-- begin --

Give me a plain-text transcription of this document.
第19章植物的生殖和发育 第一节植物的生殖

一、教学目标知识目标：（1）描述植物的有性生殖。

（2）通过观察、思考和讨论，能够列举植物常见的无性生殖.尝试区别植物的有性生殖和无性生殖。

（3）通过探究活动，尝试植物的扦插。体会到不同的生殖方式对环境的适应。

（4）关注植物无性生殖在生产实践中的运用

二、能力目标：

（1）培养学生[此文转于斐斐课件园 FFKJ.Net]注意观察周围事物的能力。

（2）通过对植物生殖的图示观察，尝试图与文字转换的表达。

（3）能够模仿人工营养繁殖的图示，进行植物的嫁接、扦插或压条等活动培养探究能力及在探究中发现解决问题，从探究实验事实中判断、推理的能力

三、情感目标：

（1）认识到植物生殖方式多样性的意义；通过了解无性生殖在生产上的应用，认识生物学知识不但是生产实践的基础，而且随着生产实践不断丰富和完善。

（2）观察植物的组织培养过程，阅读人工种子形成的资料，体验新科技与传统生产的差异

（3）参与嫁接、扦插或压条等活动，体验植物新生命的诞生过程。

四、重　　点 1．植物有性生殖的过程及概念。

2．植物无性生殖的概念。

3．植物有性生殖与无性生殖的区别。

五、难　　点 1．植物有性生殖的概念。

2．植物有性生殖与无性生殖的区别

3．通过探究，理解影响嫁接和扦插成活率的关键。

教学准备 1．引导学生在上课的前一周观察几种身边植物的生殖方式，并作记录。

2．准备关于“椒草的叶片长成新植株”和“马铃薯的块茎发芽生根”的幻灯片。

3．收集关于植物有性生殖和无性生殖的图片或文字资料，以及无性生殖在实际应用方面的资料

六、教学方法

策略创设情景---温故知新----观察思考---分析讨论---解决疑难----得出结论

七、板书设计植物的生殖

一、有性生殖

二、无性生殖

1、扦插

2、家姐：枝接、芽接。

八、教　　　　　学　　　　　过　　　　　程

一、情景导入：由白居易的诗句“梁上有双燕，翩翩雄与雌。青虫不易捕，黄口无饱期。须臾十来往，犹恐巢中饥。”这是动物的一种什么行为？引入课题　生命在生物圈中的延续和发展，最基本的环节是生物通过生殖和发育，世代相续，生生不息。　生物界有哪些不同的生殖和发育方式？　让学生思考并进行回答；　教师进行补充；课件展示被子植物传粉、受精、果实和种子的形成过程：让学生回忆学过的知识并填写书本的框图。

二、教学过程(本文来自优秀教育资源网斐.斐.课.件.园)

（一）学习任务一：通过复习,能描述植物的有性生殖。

-- end --

→ **TASK TO COMPLETE**
Give all the entries again exactly; leave none out.

→ **WRITTEN SOLUTION**
Give me a plain-text transcription of this document.
第19章植物的生殖和发育 第一节植物的生殖

一、教学目标知识目标：（1）描述植物的有性生殖。

（2）通过观察、思考和讨论，能够列举植物常见的无性生殖.尝试区别植物的有性生殖和无性生殖。

（3）通过探究活动，尝试植物的扦插。体会到不同的生殖方式对环境的适应。

（4）关注植物无性生殖在生产实践中的运用

二、能力目标：

（1）培养学生[此文转于斐斐课件园 FFKJ.Net]注意观察周围事物的能力。

（2）通过对植物生殖的图示观察，尝试图与文字转换的表达。

（3）能够模仿人工营养繁殖的图示，进行植物的嫁接、扦插或压条等活动培养探究能力及在探究中发现解决问题，从探究实验事实中判断、推理的能力

三、情感目标：

（1）认识到植物生殖方式多样性的意义；通过了解无性生殖在生产上的应用，认识生物学知识不但是生产实践的基础，而且随着生产实践不断丰富和完善。

（2）观察植物的组织培养过程，阅读人工种子形成的资料，体验新科技与传统生产的差异

（3）参与嫁接、扦插或压条等活动，体验植物新生命的诞生过程。

四、重　　点 1．植物有性生殖的过程及概念。

2．植物无性生殖的概念。

3．植物有性生殖与无性生殖的区别。

五、难　　点 1．植物有性生殖的概念。

2．植物有性生殖与无性生殖的区别

3．通过探究，理解影响嫁接和扦插成活率的关键。

教学准备 1．引导学生在上课的前一周观察几种身边植物的生殖方式，并作记录。

2．准备关于“椒草的叶片长成新植株”和“马铃薯的块茎发芽生根”的幻灯片。

3．收集关于植物有性生殖和无性生殖的图片或文字资料，以及无性生殖在实际应用方面的资料

六、教学方法

策略创设情景---温故知新----观察思考---分析讨论---解决疑难----得出结论

七、板书设计植物的生殖

一、有性生殖

二、无性生殖

1、扦插

2、家姐：枝接、芽接。

八、教　　　　　学　　　　　过　　　　　程

一、情景导入：由白居易的诗句“梁上有双燕，翩翩雄与雌。青虫不易捕，黄口无饱期。须臾十来往，犹恐巢中饥。”这是动物的一种什么行为？引入课题　生命在生物圈中的延续和发展，最基本的环节是生物通过生殖和发育，世代相续，生生不息。　生物界有哪些不同的生殖和发育方式？　让学生思考并进行回答；　教师进行补充；课件展示被子植物传粉、受精、果实和种子的形成过程：让学生回忆学过的知识并填写书本的框图。

二、教学过程(本文来自优秀教育资源网斐.斐.课.件.园)

（一）学习任务一：通过复习,能描述植物的有性生殖。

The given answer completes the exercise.